── DOCUMENT SECTION
# Phrag. leaves.



## jblanford (Dec 11, 2010)

Anybody have a list of Phrags with mottling type leaves. Thanks..... Jim.


----------



## SlipperFan (Dec 11, 2010)

I've never heard of any. Are there some?


----------



## smartie2000 (Dec 11, 2010)

none that i know of...
but paphs on the other hand, there are many


----------



## jblanford (Dec 11, 2010)

The reason I ask is someone donated a lot of plants to our OS all kinds but a lot of Paphs & Phrags none had tags, so the ones that I bought were mostly mottle leaf plants thinking they were Paphs not Phrags, as I'm not to good with Phrags. So if that's the case, I'll try to bloom them and maybe ID some. Thanks for the help..... Jim.


----------



## NYEric (Dec 11, 2010)

No mottle leaf Phrags.


----------



## likespaphs (Dec 12, 2010)

would it be possible to post a few photos of the leaves?


----------



## Erythrone (Dec 12, 2010)

I can see very light "disign" on leaves of some of my Phrags, like Evening Blaze. But I cannot call it mottled.


----------



## jblanford (Dec 12, 2010)

Here are some photos of the plants in ?, the last one is in spike so I'll know soon enough, the mottling doesn't show up in the pics to well but it's there, thanks again for the input... Jim.
────
# WHAT IS REQUIRED
Answer these questions from the thread on Phrag leaves:
1. Which plants does smartie2000 say have many with mottled leaves?
2. What did jblanford think the mottle leaf plants were when buying them?
3. Which Phrag does Erythrone name as having a very light design on its leaves?
Use only the thread on Phrag leaves as your source.
── ROWS
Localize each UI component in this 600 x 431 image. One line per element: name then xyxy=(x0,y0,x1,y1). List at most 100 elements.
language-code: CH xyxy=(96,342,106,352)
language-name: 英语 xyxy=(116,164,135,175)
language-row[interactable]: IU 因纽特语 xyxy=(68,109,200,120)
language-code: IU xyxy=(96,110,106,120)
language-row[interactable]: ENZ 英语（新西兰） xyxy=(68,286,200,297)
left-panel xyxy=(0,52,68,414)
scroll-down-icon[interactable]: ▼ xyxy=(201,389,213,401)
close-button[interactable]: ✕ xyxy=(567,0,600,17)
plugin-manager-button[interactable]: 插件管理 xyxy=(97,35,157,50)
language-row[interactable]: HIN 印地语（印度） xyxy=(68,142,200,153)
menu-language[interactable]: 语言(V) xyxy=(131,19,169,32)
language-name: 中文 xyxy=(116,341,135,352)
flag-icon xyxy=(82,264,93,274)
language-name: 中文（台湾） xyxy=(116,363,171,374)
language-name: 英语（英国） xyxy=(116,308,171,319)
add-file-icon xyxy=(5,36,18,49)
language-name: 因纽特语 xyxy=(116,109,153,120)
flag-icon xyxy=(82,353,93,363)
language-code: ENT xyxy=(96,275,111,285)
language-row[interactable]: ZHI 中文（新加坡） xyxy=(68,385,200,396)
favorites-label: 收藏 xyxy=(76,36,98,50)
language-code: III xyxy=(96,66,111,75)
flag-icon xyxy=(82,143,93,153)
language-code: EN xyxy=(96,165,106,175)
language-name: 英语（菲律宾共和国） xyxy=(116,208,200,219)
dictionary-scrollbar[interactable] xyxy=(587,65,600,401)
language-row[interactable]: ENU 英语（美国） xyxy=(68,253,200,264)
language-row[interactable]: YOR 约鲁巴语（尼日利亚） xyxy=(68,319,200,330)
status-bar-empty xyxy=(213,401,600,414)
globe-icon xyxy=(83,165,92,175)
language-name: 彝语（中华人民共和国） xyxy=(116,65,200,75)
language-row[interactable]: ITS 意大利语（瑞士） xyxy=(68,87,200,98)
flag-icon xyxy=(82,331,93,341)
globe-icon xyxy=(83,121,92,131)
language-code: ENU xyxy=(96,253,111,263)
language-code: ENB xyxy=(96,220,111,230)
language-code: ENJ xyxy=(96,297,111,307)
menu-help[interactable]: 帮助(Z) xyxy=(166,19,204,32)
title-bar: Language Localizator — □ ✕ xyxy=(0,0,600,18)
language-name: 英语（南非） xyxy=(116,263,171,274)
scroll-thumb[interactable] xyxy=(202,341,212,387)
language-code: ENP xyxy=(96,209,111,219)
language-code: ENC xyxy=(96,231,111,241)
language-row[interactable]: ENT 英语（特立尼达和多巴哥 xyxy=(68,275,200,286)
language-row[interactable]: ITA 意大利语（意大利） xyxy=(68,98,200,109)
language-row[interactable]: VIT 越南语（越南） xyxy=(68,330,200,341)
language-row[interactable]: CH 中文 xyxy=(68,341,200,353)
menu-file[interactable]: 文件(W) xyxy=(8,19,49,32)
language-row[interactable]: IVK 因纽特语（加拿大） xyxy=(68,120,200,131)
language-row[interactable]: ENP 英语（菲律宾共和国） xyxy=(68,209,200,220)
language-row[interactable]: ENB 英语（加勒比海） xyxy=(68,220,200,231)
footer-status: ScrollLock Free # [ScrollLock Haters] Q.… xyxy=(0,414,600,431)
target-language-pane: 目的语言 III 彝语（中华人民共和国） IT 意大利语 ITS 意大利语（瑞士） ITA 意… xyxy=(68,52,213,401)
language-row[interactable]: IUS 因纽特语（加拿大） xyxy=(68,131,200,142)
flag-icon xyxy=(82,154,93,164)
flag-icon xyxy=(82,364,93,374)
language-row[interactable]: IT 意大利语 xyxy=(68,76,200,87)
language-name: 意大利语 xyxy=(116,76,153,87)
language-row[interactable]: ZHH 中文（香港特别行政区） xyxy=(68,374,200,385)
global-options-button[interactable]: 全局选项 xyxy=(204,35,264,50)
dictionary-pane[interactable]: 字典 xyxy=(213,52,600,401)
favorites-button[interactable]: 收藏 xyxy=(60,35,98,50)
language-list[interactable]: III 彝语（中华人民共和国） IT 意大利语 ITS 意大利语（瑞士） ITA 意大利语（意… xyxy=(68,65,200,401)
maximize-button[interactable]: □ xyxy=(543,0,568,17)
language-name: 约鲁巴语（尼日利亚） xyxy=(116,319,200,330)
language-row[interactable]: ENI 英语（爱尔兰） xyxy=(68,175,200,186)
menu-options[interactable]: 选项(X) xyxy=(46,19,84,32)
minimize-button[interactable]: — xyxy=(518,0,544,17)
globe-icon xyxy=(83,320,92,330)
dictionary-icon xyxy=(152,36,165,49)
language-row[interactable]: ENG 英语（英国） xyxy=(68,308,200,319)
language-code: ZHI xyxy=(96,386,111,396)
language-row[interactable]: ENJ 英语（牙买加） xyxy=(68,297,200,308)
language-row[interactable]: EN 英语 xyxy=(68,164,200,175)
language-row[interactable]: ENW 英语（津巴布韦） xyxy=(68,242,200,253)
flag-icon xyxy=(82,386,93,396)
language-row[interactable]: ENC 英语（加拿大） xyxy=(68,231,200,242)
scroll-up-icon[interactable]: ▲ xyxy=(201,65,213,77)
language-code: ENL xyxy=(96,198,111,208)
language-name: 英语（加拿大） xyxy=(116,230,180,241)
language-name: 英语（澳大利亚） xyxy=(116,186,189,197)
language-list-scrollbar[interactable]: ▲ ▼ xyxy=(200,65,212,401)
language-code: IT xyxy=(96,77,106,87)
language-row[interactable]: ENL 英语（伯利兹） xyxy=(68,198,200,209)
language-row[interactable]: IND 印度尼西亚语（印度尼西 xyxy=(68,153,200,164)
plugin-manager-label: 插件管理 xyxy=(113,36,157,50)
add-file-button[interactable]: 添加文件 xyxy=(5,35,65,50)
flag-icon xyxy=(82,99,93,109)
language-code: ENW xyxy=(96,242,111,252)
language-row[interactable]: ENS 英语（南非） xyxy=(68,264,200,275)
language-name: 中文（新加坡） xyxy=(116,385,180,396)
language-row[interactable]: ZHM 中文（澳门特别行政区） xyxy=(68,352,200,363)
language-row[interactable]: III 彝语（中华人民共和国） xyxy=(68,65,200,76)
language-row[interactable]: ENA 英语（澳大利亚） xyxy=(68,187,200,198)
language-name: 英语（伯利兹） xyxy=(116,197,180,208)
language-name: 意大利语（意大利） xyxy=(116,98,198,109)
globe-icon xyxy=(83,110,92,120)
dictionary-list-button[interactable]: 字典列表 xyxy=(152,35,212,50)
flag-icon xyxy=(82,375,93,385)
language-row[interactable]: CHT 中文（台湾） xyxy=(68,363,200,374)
────
# ANSWER TO THIS PROBLEM
1. Paphs.
2. Paphs, not Phrags.
3. Evening Blaze.